— START Listing —

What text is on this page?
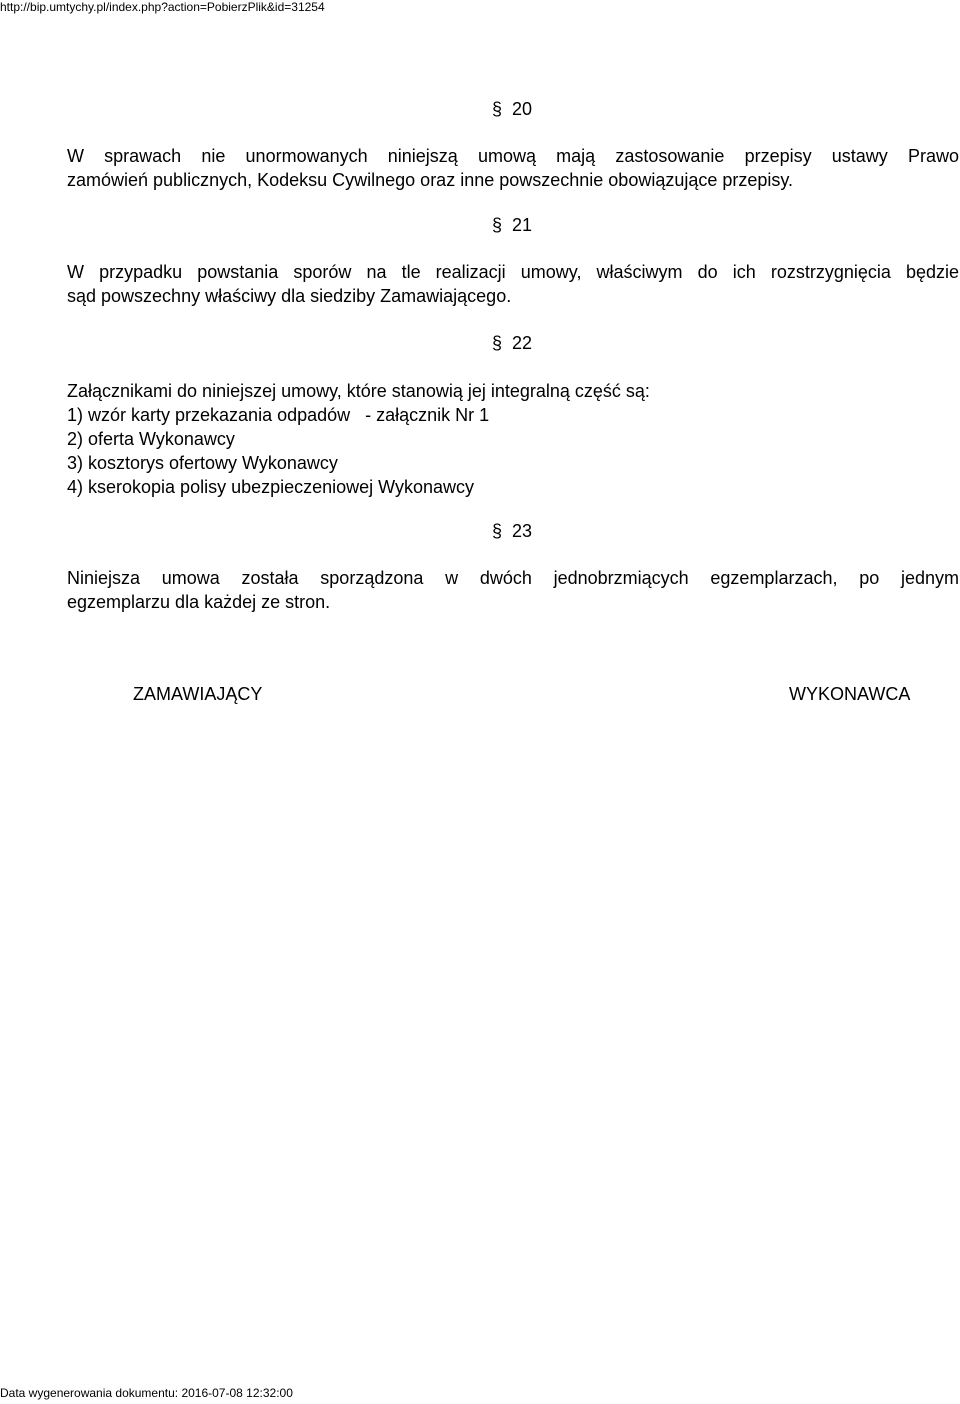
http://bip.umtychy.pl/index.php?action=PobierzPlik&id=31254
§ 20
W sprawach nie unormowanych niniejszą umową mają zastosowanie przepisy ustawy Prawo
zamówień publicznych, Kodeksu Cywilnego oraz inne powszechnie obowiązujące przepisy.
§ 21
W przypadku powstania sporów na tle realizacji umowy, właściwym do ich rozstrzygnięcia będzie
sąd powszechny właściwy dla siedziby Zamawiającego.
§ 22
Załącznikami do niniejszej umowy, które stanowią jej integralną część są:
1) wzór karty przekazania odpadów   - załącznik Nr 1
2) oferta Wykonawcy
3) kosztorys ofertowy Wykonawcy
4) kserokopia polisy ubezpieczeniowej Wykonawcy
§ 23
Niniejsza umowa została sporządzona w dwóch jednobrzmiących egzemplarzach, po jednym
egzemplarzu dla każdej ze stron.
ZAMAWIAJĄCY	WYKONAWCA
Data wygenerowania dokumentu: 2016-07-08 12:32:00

— END Listing —

• Directive
Retype the records exactly. Any image in them should not appear in what you write.

• Solution below
What text is on this page?
http://bip.umtychy.pl/index.php?action=PobierzPlik&id=31254
§ 20
W sprawach nie unormowanych niniejszą umową mają zastosowanie przepisy ustawy Prawo
zamówień publicznych, Kodeksu Cywilnego oraz inne powszechnie obowiązujące przepisy.
§ 21
W przypadku powstania sporów na tle realizacji umowy, właściwym do ich rozstrzygnięcia będzie
sąd powszechny właściwy dla siedziby Zamawiającego.
§ 22
Załącznikami do niniejszej umowy, które stanowią jej integralną część są:
1) wzór karty przekazania odpadów   - załącznik Nr 1
2) oferta Wykonawcy
3) kosztorys ofertowy Wykonawcy
4) kserokopia polisy ubezpieczeniowej Wykonawcy
§ 23
Niniejsza umowa została sporządzona w dwóch jednobrzmiących egzemplarzach, po jednym
egzemplarzu dla każdej ze stron.
ZAMAWIAJĄCY	WYKONAWCA
Data wygenerowania dokumentu: 2016-07-08 12:32:00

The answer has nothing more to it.